STATED PROBLEM
Write the data out again exactly, dropping any images it holds.

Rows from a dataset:
============

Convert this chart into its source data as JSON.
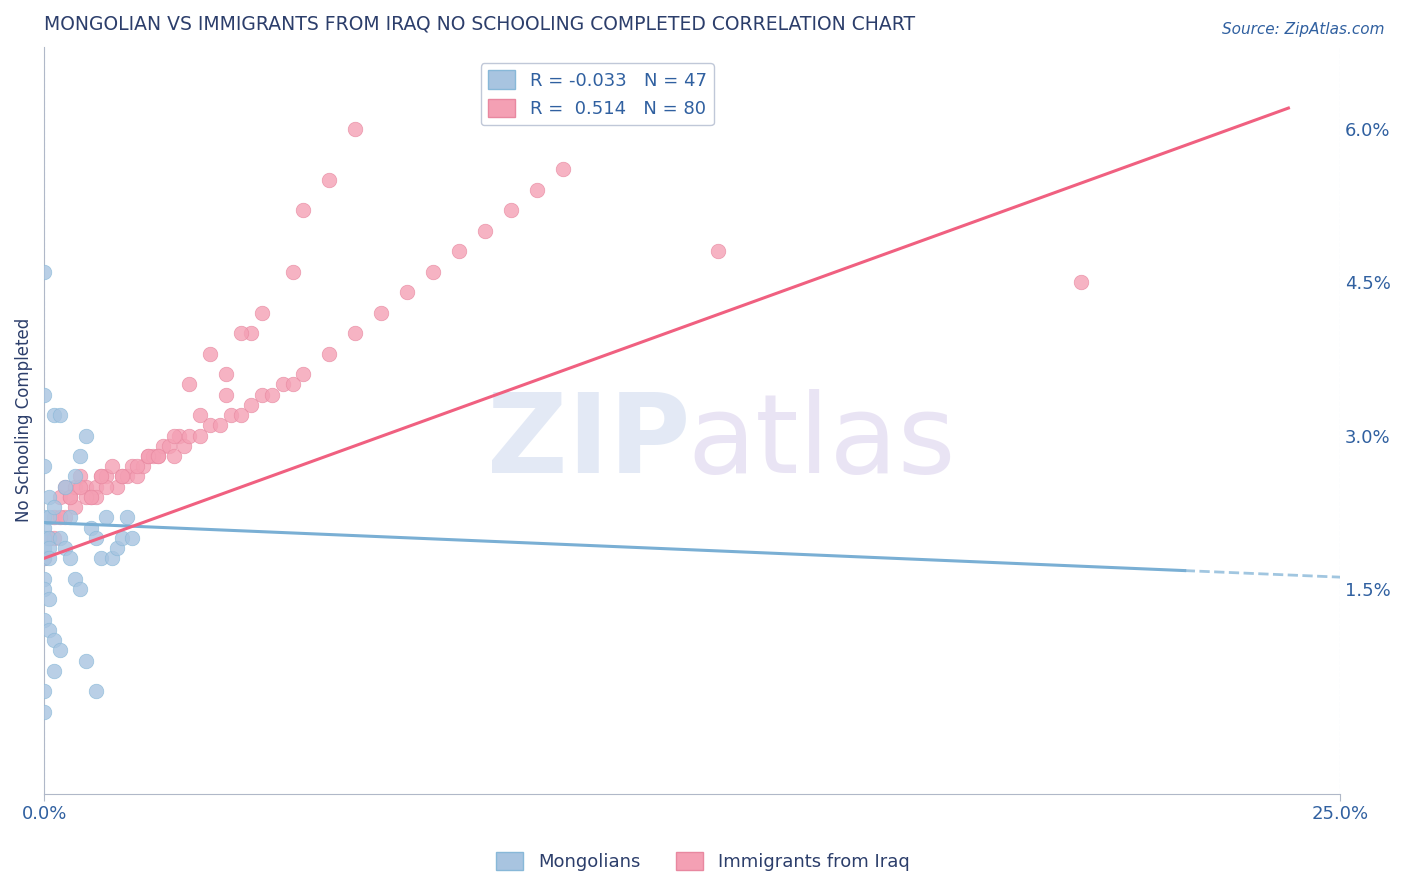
{
  "title": "MONGOLIAN VS IMMIGRANTS FROM IRAQ NO SCHOOLING COMPLETED CORRELATION CHART",
  "source_text": "Source: ZipAtlas.com",
  "ylabel": "No Schooling Completed",
  "right_yticks": [
    "1.5%",
    "3.0%",
    "4.5%",
    "6.0%"
  ],
  "right_ytick_vals": [
    0.015,
    0.03,
    0.045,
    0.06
  ],
  "xlim": [
    0.0,
    0.25
  ],
  "ylim": [
    -0.005,
    0.068
  ],
  "legend_r1": "R = -0.033",
  "legend_n1": "N = 47",
  "legend_r2": "R =  0.514",
  "legend_n2": "N = 80",
  "mongolian_color": "#a8c4e0",
  "iraq_color": "#f4a0b4",
  "mongolian_line_color": "#7aafd4",
  "iraq_line_color": "#f06080",
  "mongolian_scatter_x": [
    0.0,
    0.0,
    0.0,
    0.0,
    0.0,
    0.0,
    0.0,
    0.0,
    0.0,
    0.0,
    0.0,
    0.0,
    0.001,
    0.001,
    0.001,
    0.001,
    0.001,
    0.001,
    0.001,
    0.002,
    0.002,
    0.002,
    0.002,
    0.003,
    0.003,
    0.003,
    0.004,
    0.004,
    0.005,
    0.005,
    0.006,
    0.006,
    0.007,
    0.007,
    0.008,
    0.008,
    0.009,
    0.01,
    0.01,
    0.011,
    0.012,
    0.013,
    0.014,
    0.015,
    0.016,
    0.017,
    0.0
  ],
  "mongolian_scatter_y": [
    0.046,
    0.034,
    0.027,
    0.022,
    0.021,
    0.02,
    0.019,
    0.018,
    0.016,
    0.015,
    0.012,
    0.005,
    0.024,
    0.022,
    0.02,
    0.019,
    0.018,
    0.014,
    0.011,
    0.032,
    0.023,
    0.01,
    0.007,
    0.032,
    0.02,
    0.009,
    0.025,
    0.019,
    0.022,
    0.018,
    0.026,
    0.016,
    0.028,
    0.015,
    0.03,
    0.008,
    0.021,
    0.02,
    0.005,
    0.018,
    0.022,
    0.018,
    0.019,
    0.02,
    0.022,
    0.02,
    0.003
  ],
  "iraq_scatter_x": [
    0.0,
    0.001,
    0.002,
    0.003,
    0.004,
    0.005,
    0.006,
    0.007,
    0.008,
    0.009,
    0.01,
    0.011,
    0.012,
    0.013,
    0.014,
    0.015,
    0.016,
    0.017,
    0.018,
    0.019,
    0.02,
    0.021,
    0.022,
    0.023,
    0.024,
    0.025,
    0.026,
    0.027,
    0.028,
    0.03,
    0.032,
    0.034,
    0.036,
    0.038,
    0.04,
    0.042,
    0.044,
    0.046,
    0.048,
    0.05,
    0.055,
    0.06,
    0.065,
    0.07,
    0.075,
    0.08,
    0.085,
    0.09,
    0.095,
    0.1,
    0.04,
    0.05,
    0.06,
    0.055,
    0.035,
    0.028,
    0.032,
    0.038,
    0.042,
    0.048,
    0.025,
    0.03,
    0.035,
    0.02,
    0.015,
    0.012,
    0.018,
    0.022,
    0.01,
    0.008,
    0.006,
    0.004,
    0.002,
    0.13,
    0.2,
    0.003,
    0.005,
    0.007,
    0.009,
    0.011
  ],
  "iraq_scatter_y": [
    0.018,
    0.02,
    0.022,
    0.024,
    0.025,
    0.024,
    0.025,
    0.026,
    0.025,
    0.024,
    0.025,
    0.026,
    0.026,
    0.027,
    0.025,
    0.026,
    0.026,
    0.027,
    0.026,
    0.027,
    0.028,
    0.028,
    0.028,
    0.029,
    0.029,
    0.028,
    0.03,
    0.029,
    0.03,
    0.03,
    0.031,
    0.031,
    0.032,
    0.032,
    0.033,
    0.034,
    0.034,
    0.035,
    0.035,
    0.036,
    0.038,
    0.04,
    0.042,
    0.044,
    0.046,
    0.048,
    0.05,
    0.052,
    0.054,
    0.056,
    0.04,
    0.052,
    0.06,
    0.055,
    0.036,
    0.035,
    0.038,
    0.04,
    0.042,
    0.046,
    0.03,
    0.032,
    0.034,
    0.028,
    0.026,
    0.025,
    0.027,
    0.028,
    0.024,
    0.024,
    0.023,
    0.022,
    0.02,
    0.048,
    0.045,
    0.022,
    0.024,
    0.025,
    0.024,
    0.026
  ],
  "mon_line_x0": 0.0,
  "mon_line_x1": 0.22,
  "mon_line_y0": 0.0215,
  "mon_line_y1": 0.0168,
  "iraq_line_x0": 0.0,
  "iraq_line_x1": 0.24,
  "iraq_line_y0": 0.018,
  "iraq_line_y1": 0.062
}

============

THE COMPLETED TASK
Convert this chart into its source data as JSON.
{
  "title": "MONGOLIAN VS IMMIGRANTS FROM IRAQ NO SCHOOLING COMPLETED CORRELATION CHART",
  "source_text": "Source: ZipAtlas.com",
  "ylabel": "No Schooling Completed",
  "right_yticks": [
    "1.5%",
    "3.0%",
    "4.5%",
    "6.0%"
  ],
  "right_ytick_vals": [
    0.015,
    0.03,
    0.045,
    0.06
  ],
  "xlim": [
    0.0,
    0.25
  ],
  "ylim": [
    -0.005,
    0.068
  ],
  "legend_r1": "R = -0.033",
  "legend_n1": "N = 47",
  "legend_r2": "R =  0.514",
  "legend_n2": "N = 80",
  "mongolian_color": "#a8c4e0",
  "iraq_color": "#f4a0b4",
  "mongolian_line_color": "#7aafd4",
  "iraq_line_color": "#f06080",
  "mongolian_scatter_x": [
    0.0,
    0.0,
    0.0,
    0.0,
    0.0,
    0.0,
    0.0,
    0.0,
    0.0,
    0.0,
    0.0,
    0.0,
    0.001,
    0.001,
    0.001,
    0.001,
    0.001,
    0.001,
    0.001,
    0.002,
    0.002,
    0.002,
    0.002,
    0.003,
    0.003,
    0.003,
    0.004,
    0.004,
    0.005,
    0.005,
    0.006,
    0.006,
    0.007,
    0.007,
    0.008,
    0.008,
    0.009,
    0.01,
    0.01,
    0.011,
    0.012,
    0.013,
    0.014,
    0.015,
    0.016,
    0.017,
    0.0
  ],
  "mongolian_scatter_y": [
    0.046,
    0.034,
    0.027,
    0.022,
    0.021,
    0.02,
    0.019,
    0.018,
    0.016,
    0.015,
    0.012,
    0.005,
    0.024,
    0.022,
    0.02,
    0.019,
    0.018,
    0.014,
    0.011,
    0.032,
    0.023,
    0.01,
    0.007,
    0.032,
    0.02,
    0.009,
    0.025,
    0.019,
    0.022,
    0.018,
    0.026,
    0.016,
    0.028,
    0.015,
    0.03,
    0.008,
    0.021,
    0.02,
    0.005,
    0.018,
    0.022,
    0.018,
    0.019,
    0.02,
    0.022,
    0.02,
    0.003
  ],
  "iraq_scatter_x": [
    0.0,
    0.001,
    0.002,
    0.003,
    0.004,
    0.005,
    0.006,
    0.007,
    0.008,
    0.009,
    0.01,
    0.011,
    0.012,
    0.013,
    0.014,
    0.015,
    0.016,
    0.017,
    0.018,
    0.019,
    0.02,
    0.021,
    0.022,
    0.023,
    0.024,
    0.025,
    0.026,
    0.027,
    0.028,
    0.03,
    0.032,
    0.034,
    0.036,
    0.038,
    0.04,
    0.042,
    0.044,
    0.046,
    0.048,
    0.05,
    0.055,
    0.06,
    0.065,
    0.07,
    0.075,
    0.08,
    0.085,
    0.09,
    0.095,
    0.1,
    0.04,
    0.05,
    0.06,
    0.055,
    0.035,
    0.028,
    0.032,
    0.038,
    0.042,
    0.048,
    0.025,
    0.03,
    0.035,
    0.02,
    0.015,
    0.012,
    0.018,
    0.022,
    0.01,
    0.008,
    0.006,
    0.004,
    0.002,
    0.13,
    0.2,
    0.003,
    0.005,
    0.007,
    0.009,
    0.011
  ],
  "iraq_scatter_y": [
    0.018,
    0.02,
    0.022,
    0.024,
    0.025,
    0.024,
    0.025,
    0.026,
    0.025,
    0.024,
    0.025,
    0.026,
    0.026,
    0.027,
    0.025,
    0.026,
    0.026,
    0.027,
    0.026,
    0.027,
    0.028,
    0.028,
    0.028,
    0.029,
    0.029,
    0.028,
    0.03,
    0.029,
    0.03,
    0.03,
    0.031,
    0.031,
    0.032,
    0.032,
    0.033,
    0.034,
    0.034,
    0.035,
    0.035,
    0.036,
    0.038,
    0.04,
    0.042,
    0.044,
    0.046,
    0.048,
    0.05,
    0.052,
    0.054,
    0.056,
    0.04,
    0.052,
    0.06,
    0.055,
    0.036,
    0.035,
    0.038,
    0.04,
    0.042,
    0.046,
    0.03,
    0.032,
    0.034,
    0.028,
    0.026,
    0.025,
    0.027,
    0.028,
    0.024,
    0.024,
    0.023,
    0.022,
    0.02,
    0.048,
    0.045,
    0.022,
    0.024,
    0.025,
    0.024,
    0.026
  ],
  "mon_line_x0": 0.0,
  "mon_line_x1": 0.22,
  "mon_line_y0": 0.0215,
  "mon_line_y1": 0.0168,
  "iraq_line_x0": 0.0,
  "iraq_line_x1": 0.24,
  "iraq_line_y0": 0.018,
  "iraq_line_y1": 0.062
}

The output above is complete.